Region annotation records

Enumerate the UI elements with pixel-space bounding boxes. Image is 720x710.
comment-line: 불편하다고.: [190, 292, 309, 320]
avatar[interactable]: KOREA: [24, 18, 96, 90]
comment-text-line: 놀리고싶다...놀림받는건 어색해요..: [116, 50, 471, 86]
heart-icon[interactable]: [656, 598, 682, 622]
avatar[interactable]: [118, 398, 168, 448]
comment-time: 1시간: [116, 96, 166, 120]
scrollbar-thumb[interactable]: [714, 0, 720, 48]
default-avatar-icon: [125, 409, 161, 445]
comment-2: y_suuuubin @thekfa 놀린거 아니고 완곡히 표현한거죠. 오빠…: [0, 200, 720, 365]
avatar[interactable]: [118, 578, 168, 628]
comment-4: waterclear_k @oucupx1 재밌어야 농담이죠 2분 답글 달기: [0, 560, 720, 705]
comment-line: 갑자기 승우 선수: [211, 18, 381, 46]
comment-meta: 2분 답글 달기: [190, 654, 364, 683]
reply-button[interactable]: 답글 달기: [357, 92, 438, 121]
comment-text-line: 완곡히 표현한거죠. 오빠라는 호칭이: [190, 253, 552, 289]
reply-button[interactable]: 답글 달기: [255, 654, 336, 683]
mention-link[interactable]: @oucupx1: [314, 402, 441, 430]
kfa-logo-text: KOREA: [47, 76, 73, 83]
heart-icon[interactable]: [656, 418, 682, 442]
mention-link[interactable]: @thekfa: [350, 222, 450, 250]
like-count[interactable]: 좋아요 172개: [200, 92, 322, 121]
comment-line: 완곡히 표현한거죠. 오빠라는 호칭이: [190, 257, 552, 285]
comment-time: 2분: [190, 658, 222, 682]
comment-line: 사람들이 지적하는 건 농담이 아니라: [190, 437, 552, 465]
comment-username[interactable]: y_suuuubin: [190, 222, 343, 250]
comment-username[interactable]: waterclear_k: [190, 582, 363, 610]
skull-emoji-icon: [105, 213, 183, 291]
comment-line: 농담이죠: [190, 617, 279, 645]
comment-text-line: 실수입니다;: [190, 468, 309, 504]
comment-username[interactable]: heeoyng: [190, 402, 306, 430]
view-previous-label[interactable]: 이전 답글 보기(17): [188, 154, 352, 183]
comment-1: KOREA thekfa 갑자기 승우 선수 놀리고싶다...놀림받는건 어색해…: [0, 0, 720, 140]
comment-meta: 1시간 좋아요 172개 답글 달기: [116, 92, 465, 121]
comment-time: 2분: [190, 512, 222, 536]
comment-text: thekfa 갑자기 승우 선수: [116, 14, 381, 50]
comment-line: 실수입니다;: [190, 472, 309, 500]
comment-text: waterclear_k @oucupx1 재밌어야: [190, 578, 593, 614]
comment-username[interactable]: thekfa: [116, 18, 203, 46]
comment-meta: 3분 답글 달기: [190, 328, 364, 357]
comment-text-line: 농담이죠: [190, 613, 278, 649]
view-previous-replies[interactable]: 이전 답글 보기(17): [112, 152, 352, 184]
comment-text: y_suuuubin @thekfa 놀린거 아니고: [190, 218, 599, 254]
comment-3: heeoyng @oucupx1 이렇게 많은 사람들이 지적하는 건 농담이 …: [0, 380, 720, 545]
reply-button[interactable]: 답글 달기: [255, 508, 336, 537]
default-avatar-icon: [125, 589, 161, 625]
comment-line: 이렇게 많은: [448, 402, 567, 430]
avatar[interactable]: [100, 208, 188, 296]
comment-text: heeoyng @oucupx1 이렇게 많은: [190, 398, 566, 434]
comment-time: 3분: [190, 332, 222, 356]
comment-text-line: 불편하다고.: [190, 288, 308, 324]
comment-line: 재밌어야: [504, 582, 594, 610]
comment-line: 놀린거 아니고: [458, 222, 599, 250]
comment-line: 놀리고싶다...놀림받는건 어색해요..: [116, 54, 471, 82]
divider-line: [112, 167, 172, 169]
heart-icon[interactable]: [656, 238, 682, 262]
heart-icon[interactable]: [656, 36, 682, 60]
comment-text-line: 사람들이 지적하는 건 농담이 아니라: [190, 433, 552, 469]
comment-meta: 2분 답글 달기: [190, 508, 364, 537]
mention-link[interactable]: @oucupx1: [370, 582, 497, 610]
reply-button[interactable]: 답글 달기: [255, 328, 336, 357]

— TO BE DONE —
Reproduce every line of the entries above word for word, keeping all text and coordinates unchanged.

— RESULT BELOW —
Enumerate the UI elements with pixel-space bounding boxes. Image is 720x710.
comment-line: 불편하다고.: [190, 292, 309, 320]
avatar[interactable]: KOREA: [24, 18, 96, 90]
comment-text-line: 놀리고싶다...놀림받는건 어색해요..: [116, 50, 471, 86]
heart-icon[interactable]: [656, 598, 682, 622]
avatar[interactable]: [118, 398, 168, 448]
comment-time: 1시간: [116, 96, 166, 120]
scrollbar-thumb[interactable]: [714, 0, 720, 48]
default-avatar-icon: [125, 409, 161, 445]
comment-2: y_suuuubin @thekfa 놀린거 아니고 완곡히 표현한거죠. 오빠…: [0, 200, 720, 365]
avatar[interactable]: [118, 578, 168, 628]
comment-4: waterclear_k @oucupx1 재밌어야 농담이죠 2분 답글 달기: [0, 560, 720, 705]
comment-line: 갑자기 승우 선수: [211, 18, 381, 46]
comment-meta: 2분 답글 달기: [190, 654, 364, 683]
reply-button[interactable]: 답글 달기: [357, 92, 438, 121]
comment-text-line: 완곡히 표현한거죠. 오빠라는 호칭이: [190, 253, 552, 289]
reply-button[interactable]: 답글 달기: [255, 654, 336, 683]
mention-link[interactable]: @oucupx1: [314, 402, 441, 430]
kfa-logo-text: KOREA: [47, 76, 73, 83]
heart-icon[interactable]: [656, 418, 682, 442]
mention-link[interactable]: @thekfa: [350, 222, 450, 250]
like-count[interactable]: 좋아요 172개: [200, 92, 322, 121]
comment-line: 완곡히 표현한거죠. 오빠라는 호칭이: [190, 257, 552, 285]
comment-time: 2분: [190, 658, 222, 682]
comment-line: 사람들이 지적하는 건 농담이 아니라: [190, 437, 552, 465]
comment-username[interactable]: y_suuuubin: [190, 222, 343, 250]
comment-username[interactable]: waterclear_k: [190, 582, 363, 610]
skull-emoji-icon: [105, 213, 183, 291]
comment-line: 농담이죠: [190, 617, 279, 645]
comment-text-line: 실수입니다;: [190, 468, 309, 504]
comment-username[interactable]: heeoyng: [190, 402, 306, 430]
view-previous-label[interactable]: 이전 답글 보기(17): [188, 154, 352, 183]
comment-1: KOREA thekfa 갑자기 승우 선수 놀리고싶다...놀림받는건 어색해…: [0, 0, 720, 140]
comment-meta: 1시간 좋아요 172개 답글 달기: [116, 92, 465, 121]
comment-time: 2분: [190, 512, 222, 536]
comment-text: thekfa 갑자기 승우 선수: [116, 14, 381, 50]
comment-line: 실수입니다;: [190, 472, 309, 500]
comment-text: waterclear_k @oucupx1 재밌어야: [190, 578, 593, 614]
comment-username[interactable]: thekfa: [116, 18, 203, 46]
comment-meta: 3분 답글 달기: [190, 328, 364, 357]
comment-text-line: 농담이죠: [190, 613, 278, 649]
view-previous-replies[interactable]: 이전 답글 보기(17): [112, 152, 352, 184]
comment-text: y_suuuubin @thekfa 놀린거 아니고: [190, 218, 599, 254]
comment-3: heeoyng @oucupx1 이렇게 많은 사람들이 지적하는 건 농담이 …: [0, 380, 720, 545]
reply-button[interactable]: 답글 달기: [255, 508, 336, 537]
default-avatar-icon: [125, 589, 161, 625]
comment-line: 이렇게 많은: [448, 402, 567, 430]
avatar[interactable]: [100, 208, 188, 296]
comment-text: heeoyng @oucupx1 이렇게 많은: [190, 398, 566, 434]
comment-time: 3분: [190, 332, 222, 356]
comment-text-line: 불편하다고.: [190, 288, 308, 324]
comment-line: 재밌어야: [504, 582, 594, 610]
comment-line: 놀린거 아니고: [458, 222, 599, 250]
comment-line: 놀리고싶다...놀림받는건 어색해요..: [116, 54, 471, 82]
divider-line: [112, 167, 172, 169]
heart-icon[interactable]: [656, 238, 682, 262]
heart-icon[interactable]: [656, 36, 682, 60]
comment-text-line: 사람들이 지적하는 건 농담이 아니라: [190, 433, 552, 469]
comment-meta: 2분 답글 달기: [190, 508, 364, 537]
mention-link[interactable]: @oucupx1: [370, 582, 497, 610]
reply-button[interactable]: 답글 달기: [255, 328, 336, 357]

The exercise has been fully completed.